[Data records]
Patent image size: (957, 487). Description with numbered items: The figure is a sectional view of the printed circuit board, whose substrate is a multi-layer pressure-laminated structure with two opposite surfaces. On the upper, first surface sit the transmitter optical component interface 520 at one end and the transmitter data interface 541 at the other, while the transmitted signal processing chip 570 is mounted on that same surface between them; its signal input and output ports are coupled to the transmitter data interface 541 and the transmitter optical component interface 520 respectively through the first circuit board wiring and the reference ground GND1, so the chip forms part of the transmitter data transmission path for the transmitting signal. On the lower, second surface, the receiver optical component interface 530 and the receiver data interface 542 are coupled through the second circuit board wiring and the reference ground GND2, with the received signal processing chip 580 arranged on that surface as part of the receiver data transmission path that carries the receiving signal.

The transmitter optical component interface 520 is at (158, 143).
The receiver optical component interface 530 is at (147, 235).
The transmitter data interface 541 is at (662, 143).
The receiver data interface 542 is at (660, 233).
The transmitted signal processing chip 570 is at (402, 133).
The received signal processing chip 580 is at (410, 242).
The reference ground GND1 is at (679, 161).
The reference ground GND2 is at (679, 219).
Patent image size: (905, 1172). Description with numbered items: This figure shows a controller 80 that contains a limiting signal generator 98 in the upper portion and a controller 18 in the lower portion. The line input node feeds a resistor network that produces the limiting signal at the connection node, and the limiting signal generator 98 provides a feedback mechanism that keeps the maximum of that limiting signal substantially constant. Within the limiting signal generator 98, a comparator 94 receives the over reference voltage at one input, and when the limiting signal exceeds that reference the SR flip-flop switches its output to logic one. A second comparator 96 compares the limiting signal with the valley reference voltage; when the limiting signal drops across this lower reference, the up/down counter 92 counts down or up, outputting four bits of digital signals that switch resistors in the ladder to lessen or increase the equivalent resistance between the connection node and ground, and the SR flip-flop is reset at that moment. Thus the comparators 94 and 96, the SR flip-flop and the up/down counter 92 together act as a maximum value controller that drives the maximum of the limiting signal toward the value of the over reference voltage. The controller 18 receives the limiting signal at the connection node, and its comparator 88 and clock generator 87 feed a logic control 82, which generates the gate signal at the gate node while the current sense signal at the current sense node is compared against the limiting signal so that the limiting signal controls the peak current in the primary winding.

Goal:
Lay out every line from the rows above as a numbered list, leaving out any blank lines.

Response for this exercise:
1. Patent image size: (957, 487). Description with numbered items: The figure is a sectional view of the printed circuit board, whose substrate is a multi-layer pressure-laminated structure with two opposite surfaces. On the upper, first surface sit the transmitter optical component interface 520 at one end and the transmitter data interface 541 at the other, while the transmitted signal processing chip 570 is mounted on that same surface between them; its signal input and output ports are coupled to the transmitter data interface 541 and the transmitter optical component interface 520 respectively through the first circuit board wiring and the reference ground GND1, so the chip forms part of the transmitter data transmission path for the transmitting signal. On the lower, second surface, the receiver optical component interface 530 and the receiver data interface 542 are coupled through the second circuit board wiring and the reference ground GND2, with the received signal processing chip 580 arranged on that surface as part of the receiver data transmission path that carries the receiving signal.
2. The transmitter optical component interface 520 is at (158, 143).
3. The receiver optical component interface 530 is at (147, 235).
4. The transmitter data interface 541 is at (662, 143).
5. The receiver data interface 542 is at (660, 233).
6. The transmitted signal processing chip 570 is at (402, 133).
7. The received signal processing chip 580 is at (410, 242).
8. The reference ground GND1 is at (679, 161).
9. The reference ground GND2 is at (679, 219).
10. Patent image size: (905, 1172). Description with numbered items: This figure shows a controller 80 that contains a limiting signal generator 98 in the upper portion and a controller 18 in the lower portion. The line input node feeds a resistor network that produces the limiting signal at the connection node, and the limiting signal generator 98 provides a feedback mechanism that keeps the maximum of that limiting signal substantially constant. Within the limiting signal generator 98, a comparator 94 receives the over reference voltage at one input, and when the limiting signal exceeds that reference the SR flip-flop switches its output to logic one. A second comparator 96 compares the limiting signal with the valley reference voltage; when the limiting signal drops across this lower reference, the up/down counter 92 counts down or up, outputting four bits of digital signals that switch resistors in the ladder to lessen or increase the equivalent resistance between the connection node and ground, and the SR flip-flop is reset at that moment. Thus the comparators 94 and 96, the SR flip-flop and the up/down counter 92 together act as a maximum value controller that drives the maximum of the limiting signal toward the value of the over reference voltage. The controller 18 receives the limiting signal at the connection node, and its comparator 88 and clock generator 87 feed a logic control 82, which generates the gate signal at the gate node while the current sense signal at the current sense node is compared against the limiting signal so that the limiting signal controls the peak current in the primary winding.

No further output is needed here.